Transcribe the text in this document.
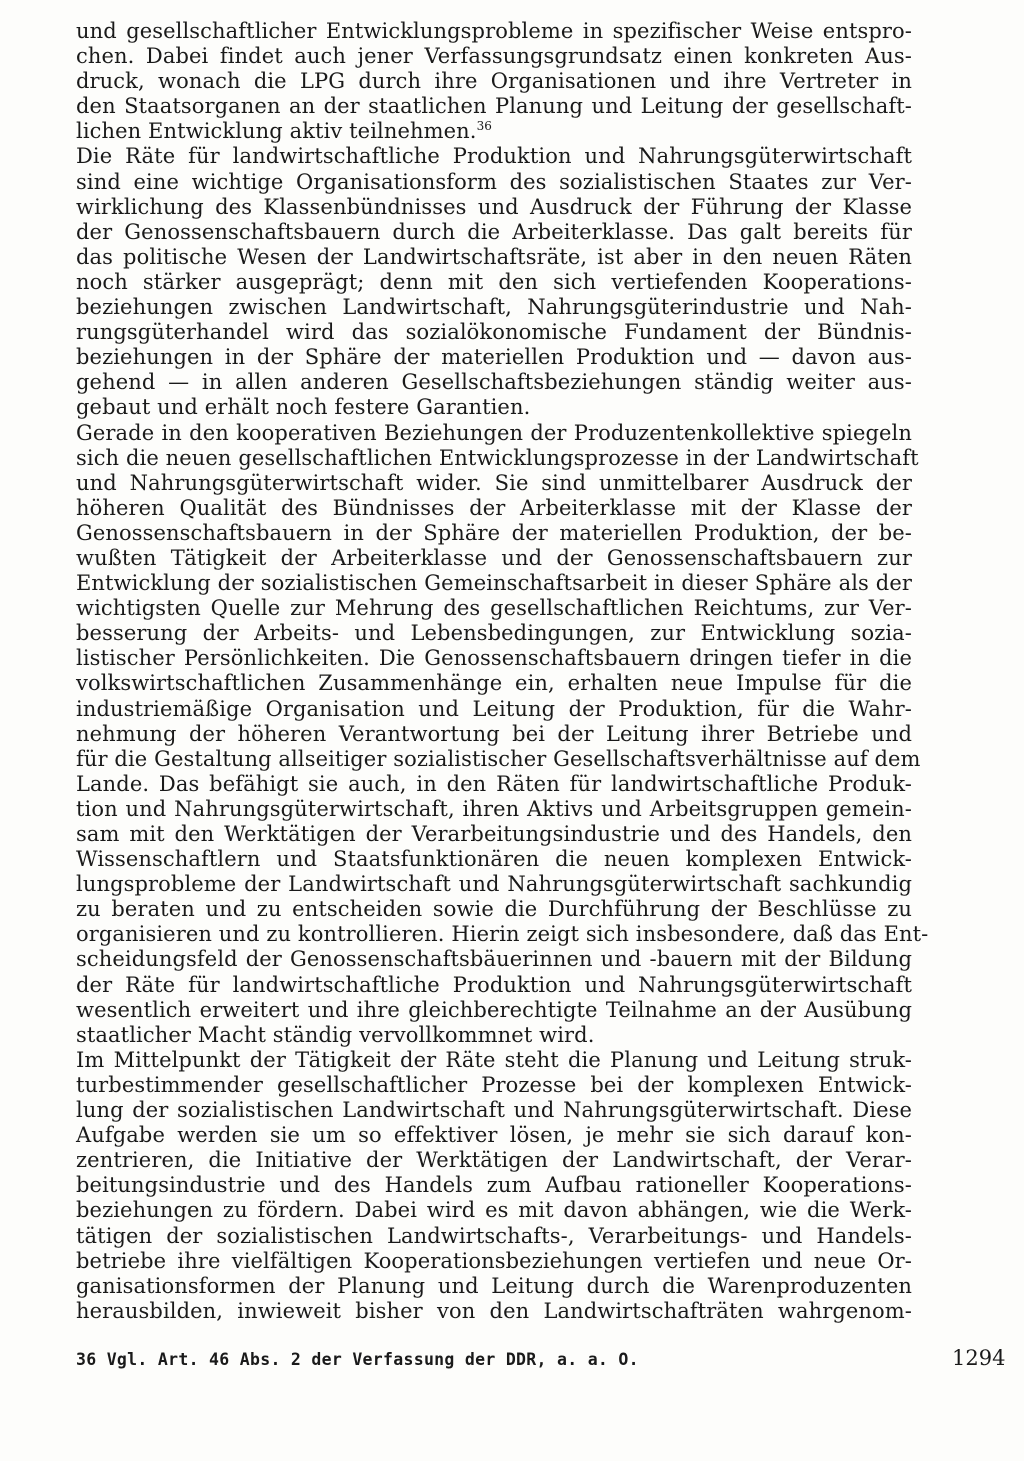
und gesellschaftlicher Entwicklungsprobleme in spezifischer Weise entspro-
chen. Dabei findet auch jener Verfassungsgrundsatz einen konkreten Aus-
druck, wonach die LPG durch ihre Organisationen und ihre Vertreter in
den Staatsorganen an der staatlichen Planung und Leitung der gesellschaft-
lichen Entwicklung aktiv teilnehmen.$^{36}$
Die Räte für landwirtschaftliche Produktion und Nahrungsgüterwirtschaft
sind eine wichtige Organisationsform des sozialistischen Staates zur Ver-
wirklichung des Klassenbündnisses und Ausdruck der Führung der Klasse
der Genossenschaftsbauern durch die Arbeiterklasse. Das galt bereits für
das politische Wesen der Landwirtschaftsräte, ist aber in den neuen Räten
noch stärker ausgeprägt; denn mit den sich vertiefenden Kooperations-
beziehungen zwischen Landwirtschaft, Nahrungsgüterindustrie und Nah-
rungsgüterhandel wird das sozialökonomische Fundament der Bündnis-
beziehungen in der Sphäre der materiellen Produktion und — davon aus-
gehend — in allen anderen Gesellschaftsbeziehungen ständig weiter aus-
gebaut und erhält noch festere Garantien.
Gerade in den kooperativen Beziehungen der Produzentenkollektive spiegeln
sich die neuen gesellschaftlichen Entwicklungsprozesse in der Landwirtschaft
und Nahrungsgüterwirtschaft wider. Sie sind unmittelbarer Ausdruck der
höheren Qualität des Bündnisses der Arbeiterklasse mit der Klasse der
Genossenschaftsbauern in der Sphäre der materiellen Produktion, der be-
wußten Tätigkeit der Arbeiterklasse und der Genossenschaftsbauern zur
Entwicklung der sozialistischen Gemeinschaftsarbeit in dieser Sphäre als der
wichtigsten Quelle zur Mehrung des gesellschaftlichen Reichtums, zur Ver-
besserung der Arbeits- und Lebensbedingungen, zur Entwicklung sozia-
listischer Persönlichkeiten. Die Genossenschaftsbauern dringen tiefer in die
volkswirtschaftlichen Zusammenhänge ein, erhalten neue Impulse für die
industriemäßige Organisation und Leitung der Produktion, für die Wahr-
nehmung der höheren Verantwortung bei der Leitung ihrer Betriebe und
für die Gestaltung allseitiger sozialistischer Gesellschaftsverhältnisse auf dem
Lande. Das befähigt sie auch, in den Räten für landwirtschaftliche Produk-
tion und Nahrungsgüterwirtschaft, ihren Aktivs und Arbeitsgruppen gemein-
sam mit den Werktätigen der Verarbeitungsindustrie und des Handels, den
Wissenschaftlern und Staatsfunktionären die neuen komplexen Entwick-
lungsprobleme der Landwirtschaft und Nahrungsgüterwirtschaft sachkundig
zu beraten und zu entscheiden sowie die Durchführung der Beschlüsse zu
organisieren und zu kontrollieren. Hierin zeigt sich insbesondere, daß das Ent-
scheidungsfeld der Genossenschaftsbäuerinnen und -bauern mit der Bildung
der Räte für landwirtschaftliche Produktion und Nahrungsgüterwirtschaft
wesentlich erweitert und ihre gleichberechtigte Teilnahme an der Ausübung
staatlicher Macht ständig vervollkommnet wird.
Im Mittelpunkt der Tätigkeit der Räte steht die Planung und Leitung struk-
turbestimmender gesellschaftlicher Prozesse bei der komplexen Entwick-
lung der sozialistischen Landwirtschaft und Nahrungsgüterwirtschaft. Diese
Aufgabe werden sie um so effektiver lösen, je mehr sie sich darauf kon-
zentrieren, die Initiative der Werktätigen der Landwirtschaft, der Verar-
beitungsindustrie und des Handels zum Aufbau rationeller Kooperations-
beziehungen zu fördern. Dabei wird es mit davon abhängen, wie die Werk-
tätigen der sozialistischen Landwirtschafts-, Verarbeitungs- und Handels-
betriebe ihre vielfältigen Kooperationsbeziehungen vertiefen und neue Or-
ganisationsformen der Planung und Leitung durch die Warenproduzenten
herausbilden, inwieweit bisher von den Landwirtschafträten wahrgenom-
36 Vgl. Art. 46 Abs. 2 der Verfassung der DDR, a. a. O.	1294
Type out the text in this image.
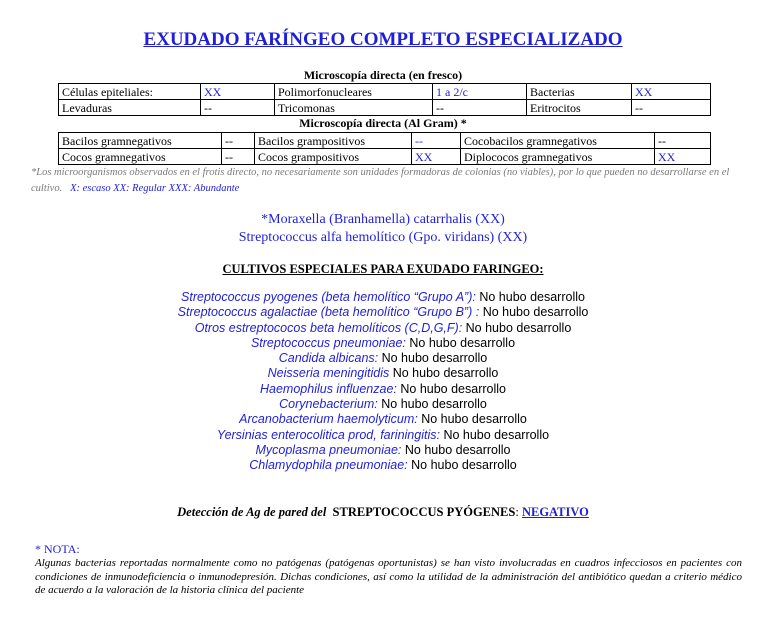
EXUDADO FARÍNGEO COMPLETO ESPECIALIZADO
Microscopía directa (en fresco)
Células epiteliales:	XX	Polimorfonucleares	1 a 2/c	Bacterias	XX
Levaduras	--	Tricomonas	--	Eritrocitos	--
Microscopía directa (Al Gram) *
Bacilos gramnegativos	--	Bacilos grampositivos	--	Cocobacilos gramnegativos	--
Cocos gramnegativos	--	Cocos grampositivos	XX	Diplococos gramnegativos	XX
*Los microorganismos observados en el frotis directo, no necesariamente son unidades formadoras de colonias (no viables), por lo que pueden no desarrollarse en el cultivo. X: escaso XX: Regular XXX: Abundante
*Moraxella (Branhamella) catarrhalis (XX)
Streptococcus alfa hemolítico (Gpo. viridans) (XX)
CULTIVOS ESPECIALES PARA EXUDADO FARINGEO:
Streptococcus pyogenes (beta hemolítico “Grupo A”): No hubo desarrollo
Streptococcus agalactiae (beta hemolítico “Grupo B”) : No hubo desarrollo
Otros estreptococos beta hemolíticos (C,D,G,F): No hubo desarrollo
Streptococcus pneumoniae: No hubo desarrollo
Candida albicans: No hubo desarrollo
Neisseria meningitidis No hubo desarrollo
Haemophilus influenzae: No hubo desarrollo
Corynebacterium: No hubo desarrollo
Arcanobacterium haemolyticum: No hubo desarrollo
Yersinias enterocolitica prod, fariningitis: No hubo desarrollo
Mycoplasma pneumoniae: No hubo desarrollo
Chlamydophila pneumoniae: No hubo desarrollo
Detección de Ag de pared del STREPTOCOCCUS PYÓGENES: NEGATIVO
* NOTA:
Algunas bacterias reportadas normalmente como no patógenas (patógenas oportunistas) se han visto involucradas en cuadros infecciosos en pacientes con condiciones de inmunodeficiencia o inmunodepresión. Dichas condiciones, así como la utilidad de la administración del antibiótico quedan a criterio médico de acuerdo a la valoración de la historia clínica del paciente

---

From the first line to the last, transcribe the listing exactly; skip the pictures.

▶ **RESULT OF THE EXERCISE**:
Transcribe the text in this document.
und gesellschaftlicher Entwicklungsprobleme in spezifischer Weise entspro-
chen. Dabei findet auch jener Verfassungsgrundsatz einen konkreten Aus-
druck, wonach die LPG durch ihre Organisationen und ihre Vertreter in
den Staatsorganen an der staatlichen Planung und Leitung der gesellschaft-
lichen Entwicklung aktiv teilnehmen.$^{36}$
Die Räte für landwirtschaftliche Produktion und Nahrungsgüterwirtschaft
sind eine wichtige Organisationsform des sozialistischen Staates zur Ver-
wirklichung des Klassenbündnisses und Ausdruck der Führung der Klasse
der Genossenschaftsbauern durch die Arbeiterklasse. Das galt bereits für
das politische Wesen der Landwirtschaftsräte, ist aber in den neuen Räten
noch stärker ausgeprägt; denn mit den sich vertiefenden Kooperations-
beziehungen zwischen Landwirtschaft, Nahrungsgüterindustrie und Nah-
rungsgüterhandel wird das sozialökonomische Fundament der Bündnis-
beziehungen in der Sphäre der materiellen Produktion und — davon aus-
gehend — in allen anderen Gesellschaftsbeziehungen ständig weiter aus-
gebaut und erhält noch festere Garantien.
Gerade in den kooperativen Beziehungen der Produzentenkollektive spiegeln
sich die neuen gesellschaftlichen Entwicklungsprozesse in der Landwirtschaft
und Nahrungsgüterwirtschaft wider. Sie sind unmittelbarer Ausdruck der
höheren Qualität des Bündnisses der Arbeiterklasse mit der Klasse der
Genossenschaftsbauern in der Sphäre der materiellen Produktion, der be-
wußten Tätigkeit der Arbeiterklasse und der Genossenschaftsbauern zur
Entwicklung der sozialistischen Gemeinschaftsarbeit in dieser Sphäre als der
wichtigsten Quelle zur Mehrung des gesellschaftlichen Reichtums, zur Ver-
besserung der Arbeits- und Lebensbedingungen, zur Entwicklung sozia-
listischer Persönlichkeiten. Die Genossenschaftsbauern dringen tiefer in die
volkswirtschaftlichen Zusammenhänge ein, erhalten neue Impulse für die
industriemäßige Organisation und Leitung der Produktion, für die Wahr-
nehmung der höheren Verantwortung bei der Leitung ihrer Betriebe und
für die Gestaltung allseitiger sozialistischer Gesellschaftsverhältnisse auf dem
Lande. Das befähigt sie auch, in den Räten für landwirtschaftliche Produk-
tion und Nahrungsgüterwirtschaft, ihren Aktivs und Arbeitsgruppen gemein-
sam mit den Werktätigen der Verarbeitungsindustrie und des Handels, den
Wissenschaftlern und Staatsfunktionären die neuen komplexen Entwick-
lungsprobleme der Landwirtschaft und Nahrungsgüterwirtschaft sachkundig
zu beraten und zu entscheiden sowie die Durchführung der Beschlüsse zu
organisieren und zu kontrollieren. Hierin zeigt sich insbesondere, daß das Ent-
scheidungsfeld der Genossenschaftsbäuerinnen und -bauern mit der Bildung
der Räte für landwirtschaftliche Produktion und Nahrungsgüterwirtschaft
wesentlich erweitert und ihre gleichberechtigte Teilnahme an der Ausübung
staatlicher Macht ständig vervollkommnet wird.
Im Mittelpunkt der Tätigkeit der Räte steht die Planung und Leitung struk-
turbestimmender gesellschaftlicher Prozesse bei der komplexen Entwick-
lung der sozialistischen Landwirtschaft und Nahrungsgüterwirtschaft. Diese
Aufgabe werden sie um so effektiver lösen, je mehr sie sich darauf kon-
zentrieren, die Initiative der Werktätigen der Landwirtschaft, der Verar-
beitungsindustrie und des Handels zum Aufbau rationeller Kooperations-
beziehungen zu fördern. Dabei wird es mit davon abhängen, wie die Werk-
tätigen der sozialistischen Landwirtschafts-, Verarbeitungs- und Handels-
betriebe ihre vielfältigen Kooperationsbeziehungen vertiefen und neue Or-
ganisationsformen der Planung und Leitung durch die Warenproduzenten
herausbilden, inwieweit bisher von den Landwirtschafträten wahrgenom-
36 Vgl. Art. 46 Abs. 2 der Verfassung der DDR, a. a. O.	1294
Type out the text in this image.
EXUDADO FARÍNGEO COMPLETO ESPECIALIZADO
Microscopía directa (en fresco)
Células epiteliales:	XX	Polimorfonucleares	1 a 2/c	Bacterias	XX
Levaduras	--	Tricomonas	--	Eritrocitos	--
Microscopía directa (Al Gram) *
Bacilos gramnegativos	--	Bacilos grampositivos	--	Cocobacilos gramnegativos	--
Cocos gramnegativos	--	Cocos grampositivos	XX	Diplococos gramnegativos	XX
*Los microorganismos observados en el frotis directo, no necesariamente son unidades formadoras de colonias (no viables), por lo que pueden no desarrollarse en el cultivo. X: escaso XX: Regular XXX: Abundante
*Moraxella (Branhamella) catarrhalis (XX)
Streptococcus alfa hemolítico (Gpo. viridans) (XX)
CULTIVOS ESPECIALES PARA EXUDADO FARINGEO:
Streptococcus pyogenes (beta hemolítico “Grupo A”): No hubo desarrollo
Streptococcus agalactiae (beta hemolítico “Grupo B”) : No hubo desarrollo
Otros estreptococos beta hemolíticos (C,D,G,F): No hubo desarrollo
Streptococcus pneumoniae: No hubo desarrollo
Candida albicans: No hubo desarrollo
Neisseria meningitidis No hubo desarrollo
Haemophilus influenzae: No hubo desarrollo
Corynebacterium: No hubo desarrollo
Arcanobacterium haemolyticum: No hubo desarrollo
Yersinias enterocolitica prod, fariningitis: No hubo desarrollo
Mycoplasma pneumoniae: No hubo desarrollo
Chlamydophila pneumoniae: No hubo desarrollo
Detección de Ag de pared del STREPTOCOCCUS PYÓGENES: NEGATIVO
* NOTA:
Algunas bacterias reportadas normalmente como no patógenas (patógenas oportunistas) se han visto involucradas en cuadros infecciosos en pacientes con condiciones de inmunodeficiencia o inmunodepresión. Dichas condiciones, así como la utilidad de la administración del antibiótico quedan a criterio médico de acuerdo a la valoración de la historia clínica del paciente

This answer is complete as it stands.